*Work to do*: Could you give the data below again, exactly and completely?

Items listed in a dataset:
──────────

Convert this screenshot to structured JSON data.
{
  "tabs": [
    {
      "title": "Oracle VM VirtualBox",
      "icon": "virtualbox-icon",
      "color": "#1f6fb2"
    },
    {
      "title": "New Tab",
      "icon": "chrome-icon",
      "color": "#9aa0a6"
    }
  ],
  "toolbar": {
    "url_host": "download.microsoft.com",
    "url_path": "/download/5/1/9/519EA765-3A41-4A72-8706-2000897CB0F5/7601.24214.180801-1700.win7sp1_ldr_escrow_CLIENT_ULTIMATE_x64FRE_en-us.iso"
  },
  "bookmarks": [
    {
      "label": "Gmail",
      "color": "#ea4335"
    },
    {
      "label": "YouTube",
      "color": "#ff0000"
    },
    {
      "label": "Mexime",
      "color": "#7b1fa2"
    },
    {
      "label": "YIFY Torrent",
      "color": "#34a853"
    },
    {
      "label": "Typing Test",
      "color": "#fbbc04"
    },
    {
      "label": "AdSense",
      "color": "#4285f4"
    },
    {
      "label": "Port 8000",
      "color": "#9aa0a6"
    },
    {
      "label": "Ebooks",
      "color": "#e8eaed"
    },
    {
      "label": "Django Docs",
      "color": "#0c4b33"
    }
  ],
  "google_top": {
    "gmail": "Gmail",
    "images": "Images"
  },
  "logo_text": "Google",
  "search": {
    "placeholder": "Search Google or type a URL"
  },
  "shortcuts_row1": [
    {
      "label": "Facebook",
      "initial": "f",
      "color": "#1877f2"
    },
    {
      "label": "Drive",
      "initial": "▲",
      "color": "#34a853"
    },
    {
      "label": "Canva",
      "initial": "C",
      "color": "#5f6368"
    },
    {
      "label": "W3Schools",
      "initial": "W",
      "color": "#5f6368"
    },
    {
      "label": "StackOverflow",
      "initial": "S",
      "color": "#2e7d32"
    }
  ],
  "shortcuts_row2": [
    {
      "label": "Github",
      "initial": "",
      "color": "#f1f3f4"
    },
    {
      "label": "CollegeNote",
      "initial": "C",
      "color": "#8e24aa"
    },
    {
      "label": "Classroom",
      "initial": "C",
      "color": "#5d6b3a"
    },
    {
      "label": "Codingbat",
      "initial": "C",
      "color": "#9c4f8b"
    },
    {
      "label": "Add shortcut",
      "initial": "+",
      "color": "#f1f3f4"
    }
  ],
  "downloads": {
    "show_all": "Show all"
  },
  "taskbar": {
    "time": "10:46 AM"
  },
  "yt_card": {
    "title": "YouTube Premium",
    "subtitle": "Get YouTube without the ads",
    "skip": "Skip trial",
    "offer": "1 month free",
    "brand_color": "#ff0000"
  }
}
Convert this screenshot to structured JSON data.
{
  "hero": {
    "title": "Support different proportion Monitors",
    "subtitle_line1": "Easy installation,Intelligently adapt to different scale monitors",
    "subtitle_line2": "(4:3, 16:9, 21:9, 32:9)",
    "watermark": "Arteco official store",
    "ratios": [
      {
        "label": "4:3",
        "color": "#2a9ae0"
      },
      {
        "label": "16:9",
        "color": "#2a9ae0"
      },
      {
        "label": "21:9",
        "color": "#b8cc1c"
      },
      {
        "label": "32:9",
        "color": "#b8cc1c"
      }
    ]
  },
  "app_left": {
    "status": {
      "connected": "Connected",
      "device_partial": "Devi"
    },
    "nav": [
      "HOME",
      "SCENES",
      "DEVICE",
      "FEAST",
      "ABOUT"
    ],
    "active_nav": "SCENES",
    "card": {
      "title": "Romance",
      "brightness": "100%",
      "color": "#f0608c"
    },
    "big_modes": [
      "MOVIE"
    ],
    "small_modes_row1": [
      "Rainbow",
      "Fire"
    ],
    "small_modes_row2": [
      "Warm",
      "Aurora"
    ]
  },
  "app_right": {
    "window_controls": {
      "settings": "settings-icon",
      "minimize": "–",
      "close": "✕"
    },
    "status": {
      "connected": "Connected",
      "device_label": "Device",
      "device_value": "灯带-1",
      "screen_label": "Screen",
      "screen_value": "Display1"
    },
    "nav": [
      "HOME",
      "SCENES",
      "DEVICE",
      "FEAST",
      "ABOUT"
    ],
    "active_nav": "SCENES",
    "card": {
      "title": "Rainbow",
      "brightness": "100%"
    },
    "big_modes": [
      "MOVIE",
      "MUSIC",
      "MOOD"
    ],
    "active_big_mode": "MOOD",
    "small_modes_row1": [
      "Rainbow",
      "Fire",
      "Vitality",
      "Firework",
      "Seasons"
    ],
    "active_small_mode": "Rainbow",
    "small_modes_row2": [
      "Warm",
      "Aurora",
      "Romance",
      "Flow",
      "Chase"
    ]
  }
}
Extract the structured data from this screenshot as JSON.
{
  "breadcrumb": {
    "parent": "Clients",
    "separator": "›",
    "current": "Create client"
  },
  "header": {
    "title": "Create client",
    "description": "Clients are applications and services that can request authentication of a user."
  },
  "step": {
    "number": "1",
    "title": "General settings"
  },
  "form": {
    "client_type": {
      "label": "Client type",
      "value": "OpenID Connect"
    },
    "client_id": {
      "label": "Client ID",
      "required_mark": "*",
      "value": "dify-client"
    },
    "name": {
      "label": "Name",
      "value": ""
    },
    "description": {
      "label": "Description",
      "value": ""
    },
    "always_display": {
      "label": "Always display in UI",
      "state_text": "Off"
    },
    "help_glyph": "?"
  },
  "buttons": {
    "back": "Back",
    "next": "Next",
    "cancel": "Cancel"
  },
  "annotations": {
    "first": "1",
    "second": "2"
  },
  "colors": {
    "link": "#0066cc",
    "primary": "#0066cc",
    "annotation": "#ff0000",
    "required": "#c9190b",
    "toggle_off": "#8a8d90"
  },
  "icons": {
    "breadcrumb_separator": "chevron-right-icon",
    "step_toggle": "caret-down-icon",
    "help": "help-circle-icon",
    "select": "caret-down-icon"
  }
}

──────────

*Response*:
Convert this screenshot to structured JSON data.
{
  "tabs": [
    {
      "title": "Oracle VM VirtualBox",
      "icon": "virtualbox-icon",
      "color": "#1f6fb2"
    },
    {
      "title": "New Tab",
      "icon": "chrome-icon",
      "color": "#9aa0a6"
    }
  ],
  "toolbar": {
    "url_host": "download.microsoft.com",
    "url_path": "/download/5/1/9/519EA765-3A41-4A72-8706-2000897CB0F5/7601.24214.180801-1700.win7sp1_ldr_escrow_CLIENT_ULTIMATE_x64FRE_en-us.iso"
  },
  "bookmarks": [
    {
      "label": "Gmail",
      "color": "#ea4335"
    },
    {
      "label": "YouTube",
      "color": "#ff0000"
    },
    {
      "label": "Mexime",
      "color": "#7b1fa2"
    },
    {
      "label": "YIFY Torrent",
      "color": "#34a853"
    },
    {
      "label": "Typing Test",
      "color": "#fbbc04"
    },
    {
      "label": "AdSense",
      "color": "#4285f4"
    },
    {
      "label": "Port 8000",
      "color": "#9aa0a6"
    },
    {
      "label": "Ebooks",
      "color": "#e8eaed"
    },
    {
      "label": "Django Docs",
      "color": "#0c4b33"
    }
  ],
  "google_top": {
    "gmail": "Gmail",
    "images": "Images"
  },
  "logo_text": "Google",
  "search": {
    "placeholder": "Search Google or type a URL"
  },
  "shortcuts_row1": [
    {
      "label": "Facebook",
      "initial": "f",
      "color": "#1877f2"
    },
    {
      "label": "Drive",
      "initial": "▲",
      "color": "#34a853"
    },
    {
      "label": "Canva",
      "initial": "C",
      "color": "#5f6368"
    },
    {
      "label": "W3Schools",
      "initial": "W",
      "color": "#5f6368"
    },
    {
      "label": "StackOverflow",
      "initial": "S",
      "color": "#2e7d32"
    }
  ],
  "shortcuts_row2": [
    {
      "label": "Github",
      "initial": "",
      "color": "#f1f3f4"
    },
    {
      "label": "CollegeNote",
      "initial": "C",
      "color": "#8e24aa"
    },
    {
      "label": "Classroom",
      "initial": "C",
      "color": "#5d6b3a"
    },
    {
      "label": "Codingbat",
      "initial": "C",
      "color": "#9c4f8b"
    },
    {
      "label": "Add shortcut",
      "initial": "+",
      "color": "#f1f3f4"
    }
  ],
  "downloads": {
    "show_all": "Show all"
  },
  "taskbar": {
    "time": "10:46 AM"
  },
  "yt_card": {
    "title": "YouTube Premium",
    "subtitle": "Get YouTube without the ads",
    "skip": "Skip trial",
    "offer": "1 month free",
    "brand_color": "#ff0000"
  }
}
Convert this screenshot to structured JSON data.
{
  "hero": {
    "title": "Support different proportion Monitors",
    "subtitle_line1": "Easy installation,Intelligently adapt to different scale monitors",
    "subtitle_line2": "(4:3, 16:9, 21:9, 32:9)",
    "watermark": "Arteco official store",
    "ratios": [
      {
        "label": "4:3",
        "color": "#2a9ae0"
      },
      {
        "label": "16:9",
        "color": "#2a9ae0"
      },
      {
        "label": "21:9",
        "color": "#b8cc1c"
      },
      {
        "label": "32:9",
        "color": "#b8cc1c"
      }
    ]
  },
  "app_left": {
    "status": {
      "connected": "Connected",
      "device_partial": "Devi"
    },
    "nav": [
      "HOME",
      "SCENES",
      "DEVICE",
      "FEAST",
      "ABOUT"
    ],
    "active_nav": "SCENES",
    "card": {
      "title": "Romance",
      "brightness": "100%",
      "color": "#f0608c"
    },
    "big_modes": [
      "MOVIE"
    ],
    "small_modes_row1": [
      "Rainbow",
      "Fire"
    ],
    "small_modes_row2": [
      "Warm",
      "Aurora"
    ]
  },
  "app_right": {
    "window_controls": {
      "settings": "settings-icon",
      "minimize": "–",
      "close": "✕"
    },
    "status": {
      "connected": "Connected",
      "device_label": "Device",
      "device_value": "灯带-1",
      "screen_label": "Screen",
      "screen_value": "Display1"
    },
    "nav": [
      "HOME",
      "SCENES",
      "DEVICE",
      "FEAST",
      "ABOUT"
    ],
    "active_nav": "SCENES",
    "card": {
      "title": "Rainbow",
      "brightness": "100%"
    },
    "big_modes": [
      "MOVIE",
      "MUSIC",
      "MOOD"
    ],
    "active_big_mode": "MOOD",
    "small_modes_row1": [
      "Rainbow",
      "Fire",
      "Vitality",
      "Firework",
      "Seasons"
    ],
    "active_small_mode": "Rainbow",
    "small_modes_row2": [
      "Warm",
      "Aurora",
      "Romance",
      "Flow",
      "Chase"
    ]
  }
}
Extract the structured data from this screenshot as JSON.
{
  "breadcrumb": {
    "parent": "Clients",
    "separator": "›",
    "current": "Create client"
  },
  "header": {
    "title": "Create client",
    "description": "Clients are applications and services that can request authentication of a user."
  },
  "step": {
    "number": "1",
    "title": "General settings"
  },
  "form": {
    "client_type": {
      "label": "Client type",
      "value": "OpenID Connect"
    },
    "client_id": {
      "label": "Client ID",
      "required_mark": "*",
      "value": "dify-client"
    },
    "name": {
      "label": "Name",
      "value": ""
    },
    "description": {
      "label": "Description",
      "value": ""
    },
    "always_display": {
      "label": "Always display in UI",
      "state_text": "Off"
    },
    "help_glyph": "?"
  },
  "buttons": {
    "back": "Back",
    "next": "Next",
    "cancel": "Cancel"
  },
  "annotations": {
    "first": "1",
    "second": "2"
  },
  "colors": {
    "link": "#0066cc",
    "primary": "#0066cc",
    "annotation": "#ff0000",
    "required": "#c9190b",
    "toggle_off": "#8a8d90"
  },
  "icons": {
    "breadcrumb_separator": "chevron-right-icon",
    "step_toggle": "caret-down-icon",
    "help": "help-circle-icon",
    "select": "caret-down-icon"
  }
}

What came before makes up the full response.